*Exercise A*.
Answer these questions using the passage below on Feyerabend and Being:
(i) What example of an incipient culture that collapses appears in the quotation?
(ii) Who articulated the disunity of the world thesis?
(iii) How did Feyerabend judge materialistic worldviews?
*Exercise B*.
Using the passage below on Feyerabend and Being, decide whether each statement agrees with it. Answer yes or no, and quote the words that decide it.
(i) Any entity can be declared real by stipulation alone.
(ii) Some realities may contain gods.
(iii) The many realities can be reduced to one common Reality.

Being, therefore, is pliable enough to be manipulated and transformed to make many realities that conform to different ways of living in the world. However, not all realities are possible. Being resists our attempts to live with it in certain ways and so not any entity can be declared as 'real' by mere stipulation. In Feyerabend's words,

 "I do not assert that any [form of life] will lead to a well-articulated and livable world. The material humans...face must be approached in the right way. It offers resistance; some constructions (some incipient cultures - cargo cults, for example) find no point of attack in it and simply collapse"

This leads Feyerabend to defend the disunity of the world thesis that was articulated by many members of the Stanford School. There are many realities that cannot be reduced to one common 'Reality' because they contain different entities and processes. This makes it possible that some realities contain gods while others are purely materialistic, although Feyerabend thought that materialistic worldviews were deficient in many unspecified ways.

*Dataset rows*.
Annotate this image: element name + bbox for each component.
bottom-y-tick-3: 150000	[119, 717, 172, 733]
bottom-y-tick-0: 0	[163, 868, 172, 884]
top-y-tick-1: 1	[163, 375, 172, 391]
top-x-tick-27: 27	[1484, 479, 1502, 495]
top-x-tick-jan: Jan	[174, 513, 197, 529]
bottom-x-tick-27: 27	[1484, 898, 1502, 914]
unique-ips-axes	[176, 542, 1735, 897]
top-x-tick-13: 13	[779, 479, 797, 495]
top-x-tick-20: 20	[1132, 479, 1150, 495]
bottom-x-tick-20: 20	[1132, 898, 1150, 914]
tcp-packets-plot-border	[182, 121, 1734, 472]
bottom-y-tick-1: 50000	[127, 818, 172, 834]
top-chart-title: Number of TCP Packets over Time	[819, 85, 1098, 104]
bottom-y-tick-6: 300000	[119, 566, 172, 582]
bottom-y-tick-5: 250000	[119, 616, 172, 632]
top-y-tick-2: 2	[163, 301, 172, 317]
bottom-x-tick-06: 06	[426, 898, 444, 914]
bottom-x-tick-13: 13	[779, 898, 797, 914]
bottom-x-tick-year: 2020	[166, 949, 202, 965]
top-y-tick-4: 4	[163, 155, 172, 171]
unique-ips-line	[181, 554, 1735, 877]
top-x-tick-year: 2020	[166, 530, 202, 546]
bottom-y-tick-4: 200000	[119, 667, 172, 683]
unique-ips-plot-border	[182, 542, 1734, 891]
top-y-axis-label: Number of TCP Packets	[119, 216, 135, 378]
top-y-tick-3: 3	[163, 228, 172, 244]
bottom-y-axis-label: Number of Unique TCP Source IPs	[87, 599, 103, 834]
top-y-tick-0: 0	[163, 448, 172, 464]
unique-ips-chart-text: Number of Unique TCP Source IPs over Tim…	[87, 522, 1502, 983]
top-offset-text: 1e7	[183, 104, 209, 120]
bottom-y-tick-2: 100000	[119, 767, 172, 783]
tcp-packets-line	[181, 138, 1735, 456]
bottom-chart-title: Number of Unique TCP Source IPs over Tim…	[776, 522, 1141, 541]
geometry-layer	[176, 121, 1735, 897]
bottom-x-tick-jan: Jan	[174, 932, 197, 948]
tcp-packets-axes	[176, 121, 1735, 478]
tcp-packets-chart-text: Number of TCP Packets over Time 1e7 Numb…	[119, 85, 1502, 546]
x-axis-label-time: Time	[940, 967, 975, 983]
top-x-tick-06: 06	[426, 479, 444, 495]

*Written solution A*.
(i) Cargo cults.
(ii) Many members of the Stanford School.
(iii) He thought they were deficient in many unspecified ways.

*Written solution B*.
(i) No: "not any entity can be declared as 'real' by mere stipulation"
(ii) Yes: "This makes it possible that some realities contain gods while others are purely materialistic"
(iii) No: "There are many realities that cannot be reduced to one common 'Reality'"